__What is required__
Check each line of the listing, and copy it if it contains the word "JSON".

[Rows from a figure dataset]
==================================================
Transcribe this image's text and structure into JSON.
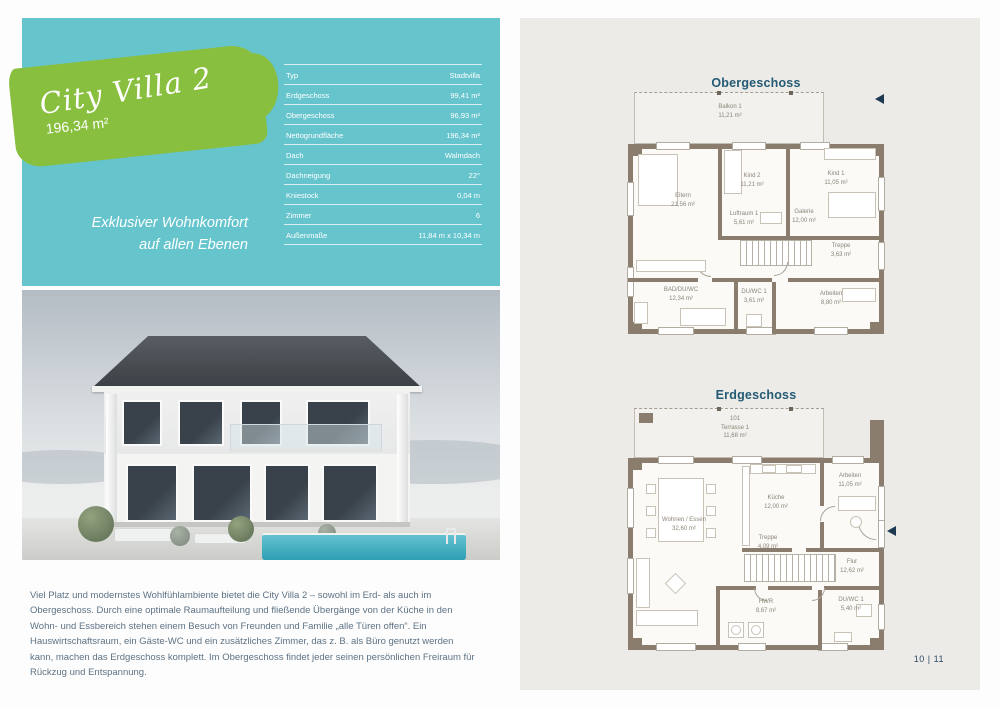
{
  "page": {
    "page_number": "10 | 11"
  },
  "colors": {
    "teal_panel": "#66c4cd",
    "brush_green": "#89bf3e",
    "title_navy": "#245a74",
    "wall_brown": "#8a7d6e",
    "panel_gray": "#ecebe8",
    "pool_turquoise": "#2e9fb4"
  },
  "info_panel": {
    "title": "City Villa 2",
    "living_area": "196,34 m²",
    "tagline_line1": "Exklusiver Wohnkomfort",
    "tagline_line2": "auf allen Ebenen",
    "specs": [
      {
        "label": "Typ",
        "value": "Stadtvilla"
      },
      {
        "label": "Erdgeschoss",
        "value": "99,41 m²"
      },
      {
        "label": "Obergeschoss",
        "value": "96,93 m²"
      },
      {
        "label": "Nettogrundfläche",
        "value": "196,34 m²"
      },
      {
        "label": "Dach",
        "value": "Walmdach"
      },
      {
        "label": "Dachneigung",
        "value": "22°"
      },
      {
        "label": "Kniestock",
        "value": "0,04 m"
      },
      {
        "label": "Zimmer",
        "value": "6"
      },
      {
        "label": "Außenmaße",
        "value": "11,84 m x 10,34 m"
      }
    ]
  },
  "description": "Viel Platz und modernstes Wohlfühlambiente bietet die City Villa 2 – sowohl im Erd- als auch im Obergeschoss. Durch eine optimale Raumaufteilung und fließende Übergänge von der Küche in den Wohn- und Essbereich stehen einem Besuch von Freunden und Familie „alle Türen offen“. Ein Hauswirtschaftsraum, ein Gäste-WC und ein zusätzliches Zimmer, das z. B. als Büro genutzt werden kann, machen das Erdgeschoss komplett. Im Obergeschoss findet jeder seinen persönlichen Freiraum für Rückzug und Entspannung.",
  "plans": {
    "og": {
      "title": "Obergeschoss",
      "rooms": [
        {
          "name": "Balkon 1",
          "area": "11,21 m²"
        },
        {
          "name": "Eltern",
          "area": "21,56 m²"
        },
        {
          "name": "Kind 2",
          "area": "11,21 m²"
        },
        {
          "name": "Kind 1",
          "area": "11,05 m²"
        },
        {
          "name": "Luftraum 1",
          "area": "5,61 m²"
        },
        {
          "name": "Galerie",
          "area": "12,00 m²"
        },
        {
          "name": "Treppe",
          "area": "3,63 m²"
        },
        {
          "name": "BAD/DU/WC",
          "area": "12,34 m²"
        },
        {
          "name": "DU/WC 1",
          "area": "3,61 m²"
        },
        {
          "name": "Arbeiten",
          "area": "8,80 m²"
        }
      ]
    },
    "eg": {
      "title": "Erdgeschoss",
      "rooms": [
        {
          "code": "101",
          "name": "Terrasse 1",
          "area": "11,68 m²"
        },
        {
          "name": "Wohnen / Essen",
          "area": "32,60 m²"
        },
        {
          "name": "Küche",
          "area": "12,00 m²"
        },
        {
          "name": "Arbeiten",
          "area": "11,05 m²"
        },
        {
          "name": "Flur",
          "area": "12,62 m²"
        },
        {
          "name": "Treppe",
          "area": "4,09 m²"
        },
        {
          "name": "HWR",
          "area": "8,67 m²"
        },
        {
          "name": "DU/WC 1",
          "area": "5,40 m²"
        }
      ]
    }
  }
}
==================================================
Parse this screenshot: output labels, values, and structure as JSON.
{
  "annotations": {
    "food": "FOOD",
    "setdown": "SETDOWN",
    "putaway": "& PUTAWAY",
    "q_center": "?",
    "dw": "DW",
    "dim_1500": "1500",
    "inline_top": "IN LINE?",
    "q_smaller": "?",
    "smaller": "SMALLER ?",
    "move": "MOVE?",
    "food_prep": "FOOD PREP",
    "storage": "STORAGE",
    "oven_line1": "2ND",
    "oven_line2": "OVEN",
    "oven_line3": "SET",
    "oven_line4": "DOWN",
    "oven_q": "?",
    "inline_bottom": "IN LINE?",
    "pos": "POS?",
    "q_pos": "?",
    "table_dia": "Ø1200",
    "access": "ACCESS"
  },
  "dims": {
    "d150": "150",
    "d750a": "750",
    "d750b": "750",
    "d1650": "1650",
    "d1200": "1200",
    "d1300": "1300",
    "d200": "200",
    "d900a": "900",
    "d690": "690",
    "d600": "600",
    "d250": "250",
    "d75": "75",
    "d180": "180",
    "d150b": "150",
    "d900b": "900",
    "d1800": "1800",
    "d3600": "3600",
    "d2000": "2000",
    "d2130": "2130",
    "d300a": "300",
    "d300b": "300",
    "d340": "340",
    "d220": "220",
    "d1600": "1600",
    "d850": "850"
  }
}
==================================================
__Answer to the task__
Transcribe this image's text and structure into JSON.
Parse this screenshot: output labels, values, and structure as JSON.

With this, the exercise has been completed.